### [Instruction]
In the material below, the lines containing the word "spec" are required; copy each of them.

Dataset entries on figures:
* * *
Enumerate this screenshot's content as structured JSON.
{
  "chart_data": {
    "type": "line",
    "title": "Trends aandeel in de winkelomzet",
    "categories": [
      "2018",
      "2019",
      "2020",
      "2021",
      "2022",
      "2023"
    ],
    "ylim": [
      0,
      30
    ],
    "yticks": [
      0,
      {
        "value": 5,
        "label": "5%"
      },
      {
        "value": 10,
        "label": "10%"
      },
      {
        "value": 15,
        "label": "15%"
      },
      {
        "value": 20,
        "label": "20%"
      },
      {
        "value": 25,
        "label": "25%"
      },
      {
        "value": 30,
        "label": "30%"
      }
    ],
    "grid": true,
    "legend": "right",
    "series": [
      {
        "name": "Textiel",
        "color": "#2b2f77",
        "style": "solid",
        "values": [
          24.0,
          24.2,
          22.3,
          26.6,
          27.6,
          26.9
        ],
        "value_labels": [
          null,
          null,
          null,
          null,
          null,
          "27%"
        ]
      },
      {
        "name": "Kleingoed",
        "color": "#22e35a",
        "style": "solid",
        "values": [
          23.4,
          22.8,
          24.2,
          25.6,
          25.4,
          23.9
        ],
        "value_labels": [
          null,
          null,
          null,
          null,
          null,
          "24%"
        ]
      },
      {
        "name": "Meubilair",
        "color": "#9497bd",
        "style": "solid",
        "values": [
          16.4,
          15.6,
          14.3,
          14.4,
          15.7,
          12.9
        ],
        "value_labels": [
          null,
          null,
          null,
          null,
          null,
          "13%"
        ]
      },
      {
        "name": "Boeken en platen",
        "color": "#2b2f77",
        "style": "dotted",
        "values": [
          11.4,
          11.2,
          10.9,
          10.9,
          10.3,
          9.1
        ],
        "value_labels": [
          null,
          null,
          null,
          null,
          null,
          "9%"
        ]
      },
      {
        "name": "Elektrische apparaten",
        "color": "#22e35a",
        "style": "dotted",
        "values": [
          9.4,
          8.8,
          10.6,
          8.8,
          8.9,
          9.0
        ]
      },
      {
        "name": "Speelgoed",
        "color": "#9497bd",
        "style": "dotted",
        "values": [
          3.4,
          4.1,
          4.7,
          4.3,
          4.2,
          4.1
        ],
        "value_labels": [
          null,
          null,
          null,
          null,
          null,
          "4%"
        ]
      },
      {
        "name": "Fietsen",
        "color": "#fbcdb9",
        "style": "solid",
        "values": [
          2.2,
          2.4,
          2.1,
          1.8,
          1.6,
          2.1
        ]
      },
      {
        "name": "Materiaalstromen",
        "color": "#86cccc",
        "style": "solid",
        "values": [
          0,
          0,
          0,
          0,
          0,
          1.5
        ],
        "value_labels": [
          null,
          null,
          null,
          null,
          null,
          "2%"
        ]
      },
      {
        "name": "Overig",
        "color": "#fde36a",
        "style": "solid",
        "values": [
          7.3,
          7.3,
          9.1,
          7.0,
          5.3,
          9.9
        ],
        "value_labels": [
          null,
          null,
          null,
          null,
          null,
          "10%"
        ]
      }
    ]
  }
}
* * *
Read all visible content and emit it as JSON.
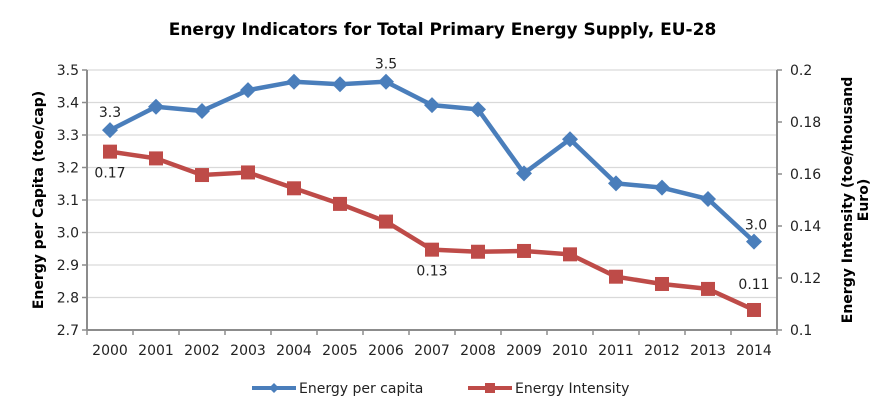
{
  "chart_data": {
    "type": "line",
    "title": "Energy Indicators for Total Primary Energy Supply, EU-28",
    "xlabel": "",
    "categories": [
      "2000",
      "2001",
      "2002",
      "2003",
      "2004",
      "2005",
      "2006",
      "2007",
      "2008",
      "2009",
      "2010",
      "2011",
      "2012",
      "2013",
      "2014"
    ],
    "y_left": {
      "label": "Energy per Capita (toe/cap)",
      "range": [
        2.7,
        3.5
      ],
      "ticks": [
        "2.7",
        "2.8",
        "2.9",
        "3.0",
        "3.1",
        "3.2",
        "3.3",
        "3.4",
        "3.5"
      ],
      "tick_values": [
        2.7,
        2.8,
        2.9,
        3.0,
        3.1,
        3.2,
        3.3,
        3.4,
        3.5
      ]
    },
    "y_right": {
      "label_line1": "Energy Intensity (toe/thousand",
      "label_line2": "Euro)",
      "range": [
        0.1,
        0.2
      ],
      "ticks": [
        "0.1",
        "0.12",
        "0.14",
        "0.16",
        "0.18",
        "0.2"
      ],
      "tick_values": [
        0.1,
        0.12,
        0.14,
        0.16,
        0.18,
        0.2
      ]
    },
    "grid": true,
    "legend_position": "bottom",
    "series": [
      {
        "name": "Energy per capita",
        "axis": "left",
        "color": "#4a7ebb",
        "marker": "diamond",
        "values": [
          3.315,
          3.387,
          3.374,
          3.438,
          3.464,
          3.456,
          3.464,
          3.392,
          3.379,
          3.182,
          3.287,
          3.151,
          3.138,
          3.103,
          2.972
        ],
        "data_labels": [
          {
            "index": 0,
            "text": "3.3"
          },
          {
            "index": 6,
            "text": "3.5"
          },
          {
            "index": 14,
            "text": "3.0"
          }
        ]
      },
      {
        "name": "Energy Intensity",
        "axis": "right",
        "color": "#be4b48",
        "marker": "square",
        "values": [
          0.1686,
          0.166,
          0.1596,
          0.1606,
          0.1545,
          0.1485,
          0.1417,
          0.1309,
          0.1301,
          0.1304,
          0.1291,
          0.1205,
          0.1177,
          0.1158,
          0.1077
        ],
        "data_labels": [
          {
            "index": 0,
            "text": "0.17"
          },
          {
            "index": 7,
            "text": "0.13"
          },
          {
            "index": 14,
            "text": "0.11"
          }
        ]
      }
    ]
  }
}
* * *
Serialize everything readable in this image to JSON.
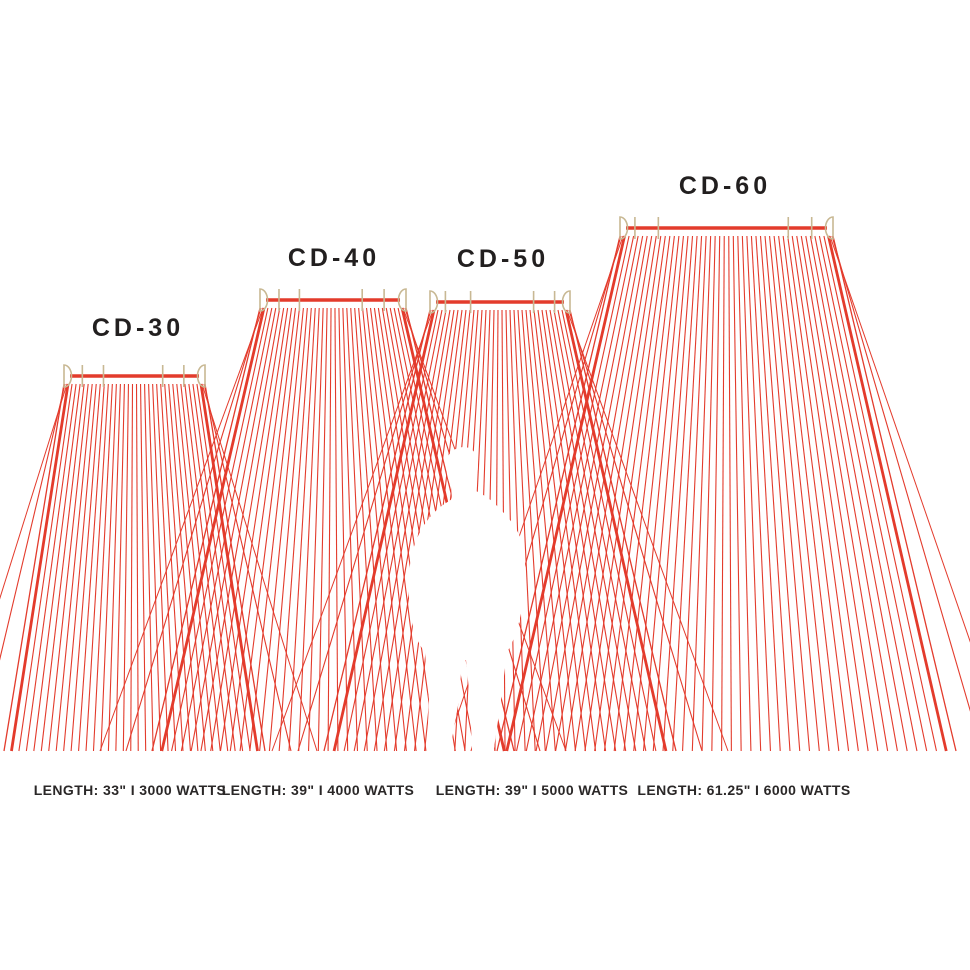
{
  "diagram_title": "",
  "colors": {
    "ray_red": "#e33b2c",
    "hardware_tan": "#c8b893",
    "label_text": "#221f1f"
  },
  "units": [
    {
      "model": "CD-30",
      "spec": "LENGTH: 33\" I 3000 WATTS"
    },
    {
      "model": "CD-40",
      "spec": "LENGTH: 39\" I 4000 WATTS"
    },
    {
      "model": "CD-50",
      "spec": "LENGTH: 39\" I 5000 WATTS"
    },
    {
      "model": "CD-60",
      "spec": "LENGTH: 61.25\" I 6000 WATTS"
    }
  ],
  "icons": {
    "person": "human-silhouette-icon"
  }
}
* * *
### [Exercise solution]
      "spec": "LENGTH: 33\" I 3000 WATTS"
      "spec": "LENGTH: 39\" I 4000 WATTS"
      "spec": "LENGTH: 39\" I 5000 WATTS"
      "spec": "LENGTH: 61.25\" I 6000 WATTS"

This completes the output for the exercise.